**STATED GOAL**. Each entry below is to be extracted exactly.

Dataset rows

● ● ● ● ● ● ●

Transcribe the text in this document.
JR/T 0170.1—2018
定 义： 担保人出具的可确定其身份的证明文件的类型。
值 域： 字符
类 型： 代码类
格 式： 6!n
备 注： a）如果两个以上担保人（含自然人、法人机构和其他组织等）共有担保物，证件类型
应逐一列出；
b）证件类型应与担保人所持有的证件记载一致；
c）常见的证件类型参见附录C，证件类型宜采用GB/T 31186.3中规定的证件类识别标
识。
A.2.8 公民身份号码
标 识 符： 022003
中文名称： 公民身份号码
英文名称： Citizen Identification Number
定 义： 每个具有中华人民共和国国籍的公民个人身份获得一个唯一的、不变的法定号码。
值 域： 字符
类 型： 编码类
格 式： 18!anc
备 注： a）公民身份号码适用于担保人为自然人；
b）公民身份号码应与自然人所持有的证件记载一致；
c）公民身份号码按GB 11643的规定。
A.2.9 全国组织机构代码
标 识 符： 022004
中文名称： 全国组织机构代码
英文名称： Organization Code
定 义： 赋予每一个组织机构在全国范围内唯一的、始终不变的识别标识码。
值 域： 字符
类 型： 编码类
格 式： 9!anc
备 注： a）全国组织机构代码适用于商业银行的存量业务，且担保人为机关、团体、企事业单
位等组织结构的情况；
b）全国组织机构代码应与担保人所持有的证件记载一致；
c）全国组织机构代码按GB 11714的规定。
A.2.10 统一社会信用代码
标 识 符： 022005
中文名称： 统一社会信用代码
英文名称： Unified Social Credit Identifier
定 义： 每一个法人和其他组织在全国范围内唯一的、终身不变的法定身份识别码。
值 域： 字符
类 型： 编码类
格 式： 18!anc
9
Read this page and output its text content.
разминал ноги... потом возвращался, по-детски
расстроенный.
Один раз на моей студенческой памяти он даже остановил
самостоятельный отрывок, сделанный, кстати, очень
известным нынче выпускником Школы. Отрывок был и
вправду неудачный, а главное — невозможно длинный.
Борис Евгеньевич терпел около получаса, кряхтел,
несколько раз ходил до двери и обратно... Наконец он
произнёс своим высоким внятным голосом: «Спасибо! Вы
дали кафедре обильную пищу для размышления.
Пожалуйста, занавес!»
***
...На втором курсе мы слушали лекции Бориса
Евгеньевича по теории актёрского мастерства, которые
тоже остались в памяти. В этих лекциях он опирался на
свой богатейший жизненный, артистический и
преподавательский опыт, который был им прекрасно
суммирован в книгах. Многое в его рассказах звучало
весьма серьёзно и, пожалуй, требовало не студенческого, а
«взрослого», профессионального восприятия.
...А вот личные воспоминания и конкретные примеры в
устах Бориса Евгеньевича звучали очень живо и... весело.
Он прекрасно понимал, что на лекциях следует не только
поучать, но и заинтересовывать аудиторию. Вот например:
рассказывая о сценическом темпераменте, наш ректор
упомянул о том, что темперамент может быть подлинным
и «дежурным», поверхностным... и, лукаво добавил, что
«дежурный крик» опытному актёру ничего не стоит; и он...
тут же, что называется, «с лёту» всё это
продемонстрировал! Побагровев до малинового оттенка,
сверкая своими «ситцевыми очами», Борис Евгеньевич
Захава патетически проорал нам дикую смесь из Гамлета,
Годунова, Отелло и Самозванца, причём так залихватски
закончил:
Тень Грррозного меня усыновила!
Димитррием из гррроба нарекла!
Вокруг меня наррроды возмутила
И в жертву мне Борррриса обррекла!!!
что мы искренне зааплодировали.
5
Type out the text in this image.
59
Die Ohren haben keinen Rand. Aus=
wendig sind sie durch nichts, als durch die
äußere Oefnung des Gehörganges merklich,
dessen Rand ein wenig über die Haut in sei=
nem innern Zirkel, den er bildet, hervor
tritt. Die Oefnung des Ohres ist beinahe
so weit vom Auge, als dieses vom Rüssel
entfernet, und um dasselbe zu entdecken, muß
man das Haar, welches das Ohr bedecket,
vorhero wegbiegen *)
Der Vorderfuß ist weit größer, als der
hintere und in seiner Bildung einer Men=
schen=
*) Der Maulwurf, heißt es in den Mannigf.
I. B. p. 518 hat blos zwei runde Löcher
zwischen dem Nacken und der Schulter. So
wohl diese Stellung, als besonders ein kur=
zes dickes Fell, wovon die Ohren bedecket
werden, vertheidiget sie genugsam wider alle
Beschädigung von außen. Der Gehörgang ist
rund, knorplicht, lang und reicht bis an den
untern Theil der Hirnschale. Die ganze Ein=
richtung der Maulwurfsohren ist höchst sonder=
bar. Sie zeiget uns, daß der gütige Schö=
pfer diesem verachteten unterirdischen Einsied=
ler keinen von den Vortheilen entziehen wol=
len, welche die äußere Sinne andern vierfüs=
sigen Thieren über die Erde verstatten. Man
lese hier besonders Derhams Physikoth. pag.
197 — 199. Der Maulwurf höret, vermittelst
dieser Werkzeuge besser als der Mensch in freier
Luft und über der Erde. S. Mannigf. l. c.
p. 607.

● ● ● ● ● ● ●

**RESULT**.
Transcribe the text in this document.
JR/T 0170.1—2018
定 义： 担保人出具的可确定其身份的证明文件的类型。
值 域： 字符
类 型： 代码类
格 式： 6!n
备 注： a）如果两个以上担保人（含自然人、法人机构和其他组织等）共有担保物，证件类型
应逐一列出；
b）证件类型应与担保人所持有的证件记载一致；
c）常见的证件类型参见附录C，证件类型宜采用GB/T 31186.3中规定的证件类识别标
识。
A.2.8 公民身份号码
标 识 符： 022003
中文名称： 公民身份号码
英文名称： Citizen Identification Number
定 义： 每个具有中华人民共和国国籍的公民个人身份获得一个唯一的、不变的法定号码。
值 域： 字符
类 型： 编码类
格 式： 18!anc
备 注： a）公民身份号码适用于担保人为自然人；
b）公民身份号码应与自然人所持有的证件记载一致；
c）公民身份号码按GB 11643的规定。
A.2.9 全国组织机构代码
标 识 符： 022004
中文名称： 全国组织机构代码
英文名称： Organization Code
定 义： 赋予每一个组织机构在全国范围内唯一的、始终不变的识别标识码。
值 域： 字符
类 型： 编码类
格 式： 9!anc
备 注： a）全国组织机构代码适用于商业银行的存量业务，且担保人为机关、团体、企事业单
位等组织结构的情况；
b）全国组织机构代码应与担保人所持有的证件记载一致；
c）全国组织机构代码按GB 11714的规定。
A.2.10 统一社会信用代码
标 识 符： 022005
中文名称： 统一社会信用代码
英文名称： Unified Social Credit Identifier
定 义： 每一个法人和其他组织在全国范围内唯一的、终身不变的法定身份识别码。
值 域： 字符
类 型： 编码类
格 式： 18!anc
9
Read this page and output its text content.
разминал ноги... потом возвращался, по-детски
расстроенный.
Один раз на моей студенческой памяти он даже остановил
самостоятельный отрывок, сделанный, кстати, очень
известным нынче выпускником Школы. Отрывок был и
вправду неудачный, а главное — невозможно длинный.
Борис Евгеньевич терпел около получаса, кряхтел,
несколько раз ходил до двери и обратно... Наконец он
произнёс своим высоким внятным голосом: «Спасибо! Вы
дали кафедре обильную пищу для размышления.
Пожалуйста, занавес!»
***
...На втором курсе мы слушали лекции Бориса
Евгеньевича по теории актёрского мастерства, которые
тоже остались в памяти. В этих лекциях он опирался на
свой богатейший жизненный, артистический и
преподавательский опыт, который был им прекрасно
суммирован в книгах. Многое в его рассказах звучало
весьма серьёзно и, пожалуй, требовало не студенческого, а
«взрослого», профессионального восприятия.
...А вот личные воспоминания и конкретные примеры в
устах Бориса Евгеньевича звучали очень живо и... весело.
Он прекрасно понимал, что на лекциях следует не только
поучать, но и заинтересовывать аудиторию. Вот например:
рассказывая о сценическом темпераменте, наш ректор
упомянул о том, что темперамент может быть подлинным
и «дежурным», поверхностным... и, лукаво добавил, что
«дежурный крик» опытному актёру ничего не стоит; и он...
тут же, что называется, «с лёту» всё это
продемонстрировал! Побагровев до малинового оттенка,
сверкая своими «ситцевыми очами», Борис Евгеньевич
Захава патетически проорал нам дикую смесь из Гамлета,
Годунова, Отелло и Самозванца, причём так залихватски
закончил:
Тень Грррозного меня усыновила!
Димитррием из гррроба нарекла!
Вокруг меня наррроды возмутила
И в жертву мне Борррриса обррекла!!!
что мы искренне зааплодировали.
5
Type out the text in this image.
59
Die Ohren haben keinen Rand. Aus=
wendig sind sie durch nichts, als durch die
äußere Oefnung des Gehörganges merklich,
dessen Rand ein wenig über die Haut in sei=
nem innern Zirkel, den er bildet, hervor
tritt. Die Oefnung des Ohres ist beinahe
so weit vom Auge, als dieses vom Rüssel
entfernet, und um dasselbe zu entdecken, muß
man das Haar, welches das Ohr bedecket,
vorhero wegbiegen *)
Der Vorderfuß ist weit größer, als der
hintere und in seiner Bildung einer Men=
schen=
*) Der Maulwurf, heißt es in den Mannigf.
I. B. p. 518 hat blos zwei runde Löcher
zwischen dem Nacken und der Schulter. So
wohl diese Stellung, als besonders ein kur=
zes dickes Fell, wovon die Ohren bedecket
werden, vertheidiget sie genugsam wider alle
Beschädigung von außen. Der Gehörgang ist
rund, knorplicht, lang und reicht bis an den
untern Theil der Hirnschale. Die ganze Ein=
richtung der Maulwurfsohren ist höchst sonder=
bar. Sie zeiget uns, daß der gütige Schö=
pfer diesem verachteten unterirdischen Einsied=
ler keinen von den Vortheilen entziehen wol=
len, welche die äußere Sinne andern vierfüs=
sigen Thieren über die Erde verstatten. Man
lese hier besonders Derhams Physikoth. pag.
197 — 199. Der Maulwurf höret, vermittelst
dieser Werkzeuge besser als der Mensch in freier
Luft und über der Erde. S. Mannigf. l. c.
p. 607.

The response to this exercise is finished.